(Dataset entries)

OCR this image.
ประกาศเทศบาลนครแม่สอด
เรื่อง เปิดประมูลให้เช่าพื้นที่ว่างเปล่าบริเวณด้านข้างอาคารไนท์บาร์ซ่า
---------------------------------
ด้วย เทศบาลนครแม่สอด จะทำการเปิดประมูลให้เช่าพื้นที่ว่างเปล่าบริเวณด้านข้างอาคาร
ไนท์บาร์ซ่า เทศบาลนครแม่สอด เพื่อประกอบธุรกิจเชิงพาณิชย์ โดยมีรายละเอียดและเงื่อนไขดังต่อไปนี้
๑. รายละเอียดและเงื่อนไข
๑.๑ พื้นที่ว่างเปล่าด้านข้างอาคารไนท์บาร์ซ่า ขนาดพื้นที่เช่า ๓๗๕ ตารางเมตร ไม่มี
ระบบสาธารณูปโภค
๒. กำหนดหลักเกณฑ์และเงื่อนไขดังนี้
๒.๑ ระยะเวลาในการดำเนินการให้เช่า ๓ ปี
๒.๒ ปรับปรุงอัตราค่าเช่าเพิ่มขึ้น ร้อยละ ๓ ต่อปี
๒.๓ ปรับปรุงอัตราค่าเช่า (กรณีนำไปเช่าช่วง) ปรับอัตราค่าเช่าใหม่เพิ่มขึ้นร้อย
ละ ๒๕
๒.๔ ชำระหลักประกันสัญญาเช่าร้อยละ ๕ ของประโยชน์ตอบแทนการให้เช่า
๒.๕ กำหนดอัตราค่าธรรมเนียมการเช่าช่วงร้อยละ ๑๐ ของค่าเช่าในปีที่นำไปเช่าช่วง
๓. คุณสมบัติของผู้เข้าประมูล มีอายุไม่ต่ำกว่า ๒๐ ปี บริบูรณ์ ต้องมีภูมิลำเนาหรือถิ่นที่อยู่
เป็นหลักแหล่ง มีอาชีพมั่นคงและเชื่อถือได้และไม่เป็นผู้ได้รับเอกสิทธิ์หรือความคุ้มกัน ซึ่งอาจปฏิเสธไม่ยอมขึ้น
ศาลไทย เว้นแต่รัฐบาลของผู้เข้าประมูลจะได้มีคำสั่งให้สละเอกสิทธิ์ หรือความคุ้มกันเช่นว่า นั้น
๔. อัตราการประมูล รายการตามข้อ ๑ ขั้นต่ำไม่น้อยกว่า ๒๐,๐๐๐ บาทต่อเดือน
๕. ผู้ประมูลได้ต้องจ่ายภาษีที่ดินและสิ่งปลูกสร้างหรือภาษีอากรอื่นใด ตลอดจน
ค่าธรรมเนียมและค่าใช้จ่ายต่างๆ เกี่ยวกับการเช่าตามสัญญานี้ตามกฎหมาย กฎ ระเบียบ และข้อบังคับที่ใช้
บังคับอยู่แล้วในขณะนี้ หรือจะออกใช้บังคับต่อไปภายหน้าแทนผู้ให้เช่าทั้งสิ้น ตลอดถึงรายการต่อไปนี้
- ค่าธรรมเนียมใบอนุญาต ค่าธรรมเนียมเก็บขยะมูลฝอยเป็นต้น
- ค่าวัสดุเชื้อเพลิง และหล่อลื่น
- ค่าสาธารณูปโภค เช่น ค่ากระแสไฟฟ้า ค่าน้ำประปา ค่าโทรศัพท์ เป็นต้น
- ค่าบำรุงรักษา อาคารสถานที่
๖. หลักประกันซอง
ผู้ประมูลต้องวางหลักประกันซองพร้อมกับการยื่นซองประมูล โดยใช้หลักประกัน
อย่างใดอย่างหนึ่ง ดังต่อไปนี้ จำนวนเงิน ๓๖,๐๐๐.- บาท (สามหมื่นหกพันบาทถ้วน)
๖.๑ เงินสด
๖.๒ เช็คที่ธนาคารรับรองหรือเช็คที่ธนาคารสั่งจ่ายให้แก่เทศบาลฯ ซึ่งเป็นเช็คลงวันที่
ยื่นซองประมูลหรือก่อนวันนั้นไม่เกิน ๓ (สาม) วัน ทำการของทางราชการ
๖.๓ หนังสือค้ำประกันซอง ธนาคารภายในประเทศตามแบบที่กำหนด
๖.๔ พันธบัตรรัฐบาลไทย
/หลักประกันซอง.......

§ Set exercise:
Retype all the material above precisely, with no line left out.

§ Exercise answer:
OCR this image.
ประกาศเทศบาลนครแม่สอด
เรื่อง เปิดประมูลให้เช่าพื้นที่ว่างเปล่าบริเวณด้านข้างอาคารไนท์บาร์ซ่า
---------------------------------
ด้วย เทศบาลนครแม่สอด จะทำการเปิดประมูลให้เช่าพื้นที่ว่างเปล่าบริเวณด้านข้างอาคาร
ไนท์บาร์ซ่า เทศบาลนครแม่สอด เพื่อประกอบธุรกิจเชิงพาณิชย์ โดยมีรายละเอียดและเงื่อนไขดังต่อไปนี้
๑. รายละเอียดและเงื่อนไข
๑.๑ พื้นที่ว่างเปล่าด้านข้างอาคารไนท์บาร์ซ่า ขนาดพื้นที่เช่า ๓๗๕ ตารางเมตร ไม่มี
ระบบสาธารณูปโภค
๒. กำหนดหลักเกณฑ์และเงื่อนไขดังนี้
๒.๑ ระยะเวลาในการดำเนินการให้เช่า ๓ ปี
๒.๒ ปรับปรุงอัตราค่าเช่าเพิ่มขึ้น ร้อยละ ๓ ต่อปี
๒.๓ ปรับปรุงอัตราค่าเช่า (กรณีนำไปเช่าช่วง) ปรับอัตราค่าเช่าใหม่เพิ่มขึ้นร้อย
ละ ๒๕
๒.๔ ชำระหลักประกันสัญญาเช่าร้อยละ ๕ ของประโยชน์ตอบแทนการให้เช่า
๒.๕ กำหนดอัตราค่าธรรมเนียมการเช่าช่วงร้อยละ ๑๐ ของค่าเช่าในปีที่นำไปเช่าช่วง
๓. คุณสมบัติของผู้เข้าประมูล มีอายุไม่ต่ำกว่า ๒๐ ปี บริบูรณ์ ต้องมีภูมิลำเนาหรือถิ่นที่อยู่
เป็นหลักแหล่ง มีอาชีพมั่นคงและเชื่อถือได้และไม่เป็นผู้ได้รับเอกสิทธิ์หรือความคุ้มกัน ซึ่งอาจปฏิเสธไม่ยอมขึ้น
ศาลไทย เว้นแต่รัฐบาลของผู้เข้าประมูลจะได้มีคำสั่งให้สละเอกสิทธิ์ หรือความคุ้มกันเช่นว่า นั้น
๔. อัตราการประมูล รายการตามข้อ ๑ ขั้นต่ำไม่น้อยกว่า ๒๐,๐๐๐ บาทต่อเดือน
๕. ผู้ประมูลได้ต้องจ่ายภาษีที่ดินและสิ่งปลูกสร้างหรือภาษีอากรอื่นใด ตลอดจน
ค่าธรรมเนียมและค่าใช้จ่ายต่างๆ เกี่ยวกับการเช่าตามสัญญานี้ตามกฎหมาย กฎ ระเบียบ และข้อบังคับที่ใช้
บังคับอยู่แล้วในขณะนี้ หรือจะออกใช้บังคับต่อไปภายหน้าแทนผู้ให้เช่าทั้งสิ้น ตลอดถึงรายการต่อไปนี้
- ค่าธรรมเนียมใบอนุญาต ค่าธรรมเนียมเก็บขยะมูลฝอยเป็นต้น
- ค่าวัสดุเชื้อเพลิง และหล่อลื่น
- ค่าสาธารณูปโภค เช่น ค่ากระแสไฟฟ้า ค่าน้ำประปา ค่าโทรศัพท์ เป็นต้น
- ค่าบำรุงรักษา อาคารสถานที่
๖. หลักประกันซอง
ผู้ประมูลต้องวางหลักประกันซองพร้อมกับการยื่นซองประมูล โดยใช้หลักประกัน
อย่างใดอย่างหนึ่ง ดังต่อไปนี้ จำนวนเงิน ๓๖,๐๐๐.- บาท (สามหมื่นหกพันบาทถ้วน)
๖.๑ เงินสด
๖.๒ เช็คที่ธนาคารรับรองหรือเช็คที่ธนาคารสั่งจ่ายให้แก่เทศบาลฯ ซึ่งเป็นเช็คลงวันที่
ยื่นซองประมูลหรือก่อนวันนั้นไม่เกิน ๓ (สาม) วัน ทำการของทางราชการ
๖.๓ หนังสือค้ำประกันซอง ธนาคารภายในประเทศตามแบบที่กำหนด
๖.๔ พันธบัตรรัฐบาลไทย
/หลักประกันซอง.......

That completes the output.